- **Problem requirements**: Read through the entries below and return each line with the word "color".

[Entries with figure data]
-- begin --
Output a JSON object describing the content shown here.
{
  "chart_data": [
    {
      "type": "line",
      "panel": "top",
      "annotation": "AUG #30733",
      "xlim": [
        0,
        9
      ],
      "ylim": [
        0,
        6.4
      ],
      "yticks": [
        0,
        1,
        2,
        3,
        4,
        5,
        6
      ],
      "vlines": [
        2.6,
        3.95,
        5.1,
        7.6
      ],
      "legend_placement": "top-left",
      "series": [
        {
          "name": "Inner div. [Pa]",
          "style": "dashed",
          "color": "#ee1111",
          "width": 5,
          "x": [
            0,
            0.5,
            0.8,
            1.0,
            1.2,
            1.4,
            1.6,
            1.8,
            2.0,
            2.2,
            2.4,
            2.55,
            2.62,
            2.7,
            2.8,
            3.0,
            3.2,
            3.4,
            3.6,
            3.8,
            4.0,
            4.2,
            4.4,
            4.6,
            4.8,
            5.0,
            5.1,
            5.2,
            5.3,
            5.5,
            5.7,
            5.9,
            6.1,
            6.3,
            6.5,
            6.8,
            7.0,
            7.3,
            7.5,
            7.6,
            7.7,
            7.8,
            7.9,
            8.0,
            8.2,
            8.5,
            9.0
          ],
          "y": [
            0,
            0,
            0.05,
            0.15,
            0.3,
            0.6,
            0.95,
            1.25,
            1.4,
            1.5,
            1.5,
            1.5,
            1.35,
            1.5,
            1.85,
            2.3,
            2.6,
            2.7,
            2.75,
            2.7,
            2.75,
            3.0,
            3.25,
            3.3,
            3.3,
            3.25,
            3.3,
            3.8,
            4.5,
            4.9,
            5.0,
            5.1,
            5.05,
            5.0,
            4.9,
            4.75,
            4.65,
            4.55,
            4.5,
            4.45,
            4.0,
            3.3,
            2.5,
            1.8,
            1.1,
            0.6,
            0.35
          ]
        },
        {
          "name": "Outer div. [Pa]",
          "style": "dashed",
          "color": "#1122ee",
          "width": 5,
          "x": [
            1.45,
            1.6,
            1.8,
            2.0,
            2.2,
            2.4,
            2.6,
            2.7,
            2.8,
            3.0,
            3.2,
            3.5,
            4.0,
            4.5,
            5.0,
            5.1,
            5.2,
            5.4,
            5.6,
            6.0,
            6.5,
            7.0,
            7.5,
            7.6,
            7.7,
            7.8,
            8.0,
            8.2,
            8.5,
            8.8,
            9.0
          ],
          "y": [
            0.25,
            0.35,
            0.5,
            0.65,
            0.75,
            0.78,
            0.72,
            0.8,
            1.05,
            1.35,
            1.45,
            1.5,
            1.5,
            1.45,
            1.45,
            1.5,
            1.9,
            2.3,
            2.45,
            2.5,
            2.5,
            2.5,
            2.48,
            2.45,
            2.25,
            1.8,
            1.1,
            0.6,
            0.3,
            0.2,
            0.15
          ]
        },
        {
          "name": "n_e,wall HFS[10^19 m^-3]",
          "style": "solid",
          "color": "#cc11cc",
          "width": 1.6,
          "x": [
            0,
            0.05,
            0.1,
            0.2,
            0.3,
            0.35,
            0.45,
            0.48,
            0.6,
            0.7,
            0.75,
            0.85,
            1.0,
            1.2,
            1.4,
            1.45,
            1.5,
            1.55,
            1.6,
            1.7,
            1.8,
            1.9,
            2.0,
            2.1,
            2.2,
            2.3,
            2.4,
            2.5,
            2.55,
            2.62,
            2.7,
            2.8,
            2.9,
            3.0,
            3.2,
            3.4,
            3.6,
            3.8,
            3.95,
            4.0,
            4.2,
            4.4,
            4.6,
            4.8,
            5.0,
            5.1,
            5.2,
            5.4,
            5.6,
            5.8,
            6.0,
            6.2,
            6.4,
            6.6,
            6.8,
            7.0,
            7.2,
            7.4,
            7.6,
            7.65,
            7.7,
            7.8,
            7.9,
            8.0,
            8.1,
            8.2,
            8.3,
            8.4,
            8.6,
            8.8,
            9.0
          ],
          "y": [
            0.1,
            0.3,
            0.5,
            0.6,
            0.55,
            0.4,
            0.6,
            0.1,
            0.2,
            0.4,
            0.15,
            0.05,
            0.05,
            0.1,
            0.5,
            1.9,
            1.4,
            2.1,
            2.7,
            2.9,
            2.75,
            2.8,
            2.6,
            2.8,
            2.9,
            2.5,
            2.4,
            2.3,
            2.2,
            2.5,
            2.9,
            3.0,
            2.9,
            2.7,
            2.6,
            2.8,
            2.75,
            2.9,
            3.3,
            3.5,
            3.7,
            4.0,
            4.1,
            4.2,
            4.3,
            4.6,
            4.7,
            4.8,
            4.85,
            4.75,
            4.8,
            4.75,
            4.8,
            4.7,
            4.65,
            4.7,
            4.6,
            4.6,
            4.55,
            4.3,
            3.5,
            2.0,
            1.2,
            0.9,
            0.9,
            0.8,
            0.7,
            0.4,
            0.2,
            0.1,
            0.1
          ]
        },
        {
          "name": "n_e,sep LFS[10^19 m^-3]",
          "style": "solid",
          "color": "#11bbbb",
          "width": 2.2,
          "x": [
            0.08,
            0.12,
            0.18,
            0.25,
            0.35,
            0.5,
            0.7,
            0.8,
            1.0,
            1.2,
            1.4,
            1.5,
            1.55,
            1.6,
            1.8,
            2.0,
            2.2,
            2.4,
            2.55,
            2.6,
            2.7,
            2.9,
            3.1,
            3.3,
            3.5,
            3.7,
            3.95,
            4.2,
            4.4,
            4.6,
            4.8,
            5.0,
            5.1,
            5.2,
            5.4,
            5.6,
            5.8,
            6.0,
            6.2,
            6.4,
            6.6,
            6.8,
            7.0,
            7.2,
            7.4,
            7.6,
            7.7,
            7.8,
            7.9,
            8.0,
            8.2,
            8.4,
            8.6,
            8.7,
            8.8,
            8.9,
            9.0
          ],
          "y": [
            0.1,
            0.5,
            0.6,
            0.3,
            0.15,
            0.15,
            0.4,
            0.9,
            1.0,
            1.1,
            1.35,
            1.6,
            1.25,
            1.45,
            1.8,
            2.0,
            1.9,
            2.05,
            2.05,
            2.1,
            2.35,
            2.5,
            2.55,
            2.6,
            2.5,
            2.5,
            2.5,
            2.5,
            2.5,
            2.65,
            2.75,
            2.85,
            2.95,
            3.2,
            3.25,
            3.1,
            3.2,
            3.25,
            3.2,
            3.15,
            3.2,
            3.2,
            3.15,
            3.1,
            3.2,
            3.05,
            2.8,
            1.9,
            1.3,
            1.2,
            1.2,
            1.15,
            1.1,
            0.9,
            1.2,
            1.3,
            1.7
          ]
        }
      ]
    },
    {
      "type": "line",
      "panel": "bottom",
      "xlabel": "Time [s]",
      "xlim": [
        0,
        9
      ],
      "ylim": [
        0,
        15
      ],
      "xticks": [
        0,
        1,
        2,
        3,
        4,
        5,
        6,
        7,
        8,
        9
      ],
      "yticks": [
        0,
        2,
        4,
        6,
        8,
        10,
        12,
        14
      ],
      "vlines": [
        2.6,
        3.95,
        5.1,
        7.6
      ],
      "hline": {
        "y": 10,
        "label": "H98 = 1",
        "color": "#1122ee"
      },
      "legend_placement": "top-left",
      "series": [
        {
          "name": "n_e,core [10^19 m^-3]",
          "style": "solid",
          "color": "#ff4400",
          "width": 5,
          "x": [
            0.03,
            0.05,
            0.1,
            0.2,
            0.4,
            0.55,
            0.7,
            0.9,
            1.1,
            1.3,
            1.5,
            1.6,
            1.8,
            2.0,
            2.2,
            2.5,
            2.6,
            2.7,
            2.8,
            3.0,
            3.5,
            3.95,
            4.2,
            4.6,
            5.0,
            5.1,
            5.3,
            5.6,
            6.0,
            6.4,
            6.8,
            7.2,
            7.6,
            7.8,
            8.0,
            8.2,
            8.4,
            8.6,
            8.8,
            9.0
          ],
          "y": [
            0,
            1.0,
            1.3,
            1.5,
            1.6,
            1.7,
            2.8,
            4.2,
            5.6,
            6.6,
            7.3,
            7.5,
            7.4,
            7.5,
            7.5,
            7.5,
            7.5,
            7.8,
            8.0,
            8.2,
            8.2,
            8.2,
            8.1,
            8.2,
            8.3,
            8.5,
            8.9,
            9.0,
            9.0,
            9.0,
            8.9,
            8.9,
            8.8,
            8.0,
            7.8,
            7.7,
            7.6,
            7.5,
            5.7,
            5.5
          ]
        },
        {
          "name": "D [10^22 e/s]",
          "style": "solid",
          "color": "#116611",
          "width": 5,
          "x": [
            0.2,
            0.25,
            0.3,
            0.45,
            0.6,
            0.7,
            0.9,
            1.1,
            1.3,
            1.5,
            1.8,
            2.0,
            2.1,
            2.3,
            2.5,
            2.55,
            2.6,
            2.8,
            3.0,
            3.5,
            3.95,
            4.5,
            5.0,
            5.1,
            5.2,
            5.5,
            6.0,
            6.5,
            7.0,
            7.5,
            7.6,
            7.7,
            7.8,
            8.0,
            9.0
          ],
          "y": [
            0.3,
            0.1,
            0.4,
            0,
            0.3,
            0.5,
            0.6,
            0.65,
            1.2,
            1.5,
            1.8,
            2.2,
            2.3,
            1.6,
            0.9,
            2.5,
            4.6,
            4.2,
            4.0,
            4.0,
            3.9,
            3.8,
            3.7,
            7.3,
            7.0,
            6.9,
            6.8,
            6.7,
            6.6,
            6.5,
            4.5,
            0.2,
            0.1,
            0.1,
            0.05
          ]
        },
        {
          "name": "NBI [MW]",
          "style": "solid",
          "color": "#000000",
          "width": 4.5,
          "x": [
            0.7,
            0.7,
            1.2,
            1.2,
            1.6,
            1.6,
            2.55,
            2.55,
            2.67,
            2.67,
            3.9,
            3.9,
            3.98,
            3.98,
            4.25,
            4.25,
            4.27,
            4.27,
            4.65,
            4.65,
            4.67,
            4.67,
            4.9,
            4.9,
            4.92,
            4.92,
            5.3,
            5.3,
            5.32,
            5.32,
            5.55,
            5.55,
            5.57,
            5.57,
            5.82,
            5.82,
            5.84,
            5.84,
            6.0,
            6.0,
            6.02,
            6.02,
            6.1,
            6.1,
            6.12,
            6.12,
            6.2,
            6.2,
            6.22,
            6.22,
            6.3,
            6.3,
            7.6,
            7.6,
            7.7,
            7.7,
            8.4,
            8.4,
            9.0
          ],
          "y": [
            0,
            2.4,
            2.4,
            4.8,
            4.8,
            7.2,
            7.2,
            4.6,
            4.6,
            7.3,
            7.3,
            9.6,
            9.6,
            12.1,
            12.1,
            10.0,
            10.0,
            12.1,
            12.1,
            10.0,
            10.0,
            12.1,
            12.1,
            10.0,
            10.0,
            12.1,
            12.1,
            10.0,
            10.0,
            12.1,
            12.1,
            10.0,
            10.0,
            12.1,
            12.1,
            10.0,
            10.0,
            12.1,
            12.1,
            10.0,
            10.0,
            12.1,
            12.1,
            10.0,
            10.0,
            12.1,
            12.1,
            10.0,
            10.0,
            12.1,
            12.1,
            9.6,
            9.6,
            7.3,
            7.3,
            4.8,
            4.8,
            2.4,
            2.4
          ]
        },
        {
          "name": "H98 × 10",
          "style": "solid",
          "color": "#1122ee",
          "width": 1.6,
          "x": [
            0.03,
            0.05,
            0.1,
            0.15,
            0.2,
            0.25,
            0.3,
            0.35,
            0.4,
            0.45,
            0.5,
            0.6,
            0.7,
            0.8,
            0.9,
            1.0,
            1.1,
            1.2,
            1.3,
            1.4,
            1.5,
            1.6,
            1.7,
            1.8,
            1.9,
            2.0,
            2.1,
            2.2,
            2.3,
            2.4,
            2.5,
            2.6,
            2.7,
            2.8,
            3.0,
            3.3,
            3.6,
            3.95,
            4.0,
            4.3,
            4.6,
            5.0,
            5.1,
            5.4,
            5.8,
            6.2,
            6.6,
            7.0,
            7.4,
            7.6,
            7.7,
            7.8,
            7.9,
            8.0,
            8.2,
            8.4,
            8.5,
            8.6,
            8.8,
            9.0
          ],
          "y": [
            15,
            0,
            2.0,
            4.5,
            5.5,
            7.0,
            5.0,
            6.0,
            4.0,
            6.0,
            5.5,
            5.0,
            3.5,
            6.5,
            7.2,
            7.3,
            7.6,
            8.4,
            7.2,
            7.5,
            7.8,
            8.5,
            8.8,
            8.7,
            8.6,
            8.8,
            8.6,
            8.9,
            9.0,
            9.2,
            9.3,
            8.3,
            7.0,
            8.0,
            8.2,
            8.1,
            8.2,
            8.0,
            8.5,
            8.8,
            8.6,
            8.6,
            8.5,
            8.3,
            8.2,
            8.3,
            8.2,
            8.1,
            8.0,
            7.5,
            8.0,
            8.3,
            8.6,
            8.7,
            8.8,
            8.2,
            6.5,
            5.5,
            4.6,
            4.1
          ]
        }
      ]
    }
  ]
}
-- end --
- **Solved exercise**:
          "color": "#ee1111",
          "color": "#1122ee",
          "color": "#cc11cc",
          "color": "#11bbbb",
        "color": "#1122ee"
          "color": "#ff4400",
          "color": "#116611",
          "color": "#000000",
          "color": "#1122ee",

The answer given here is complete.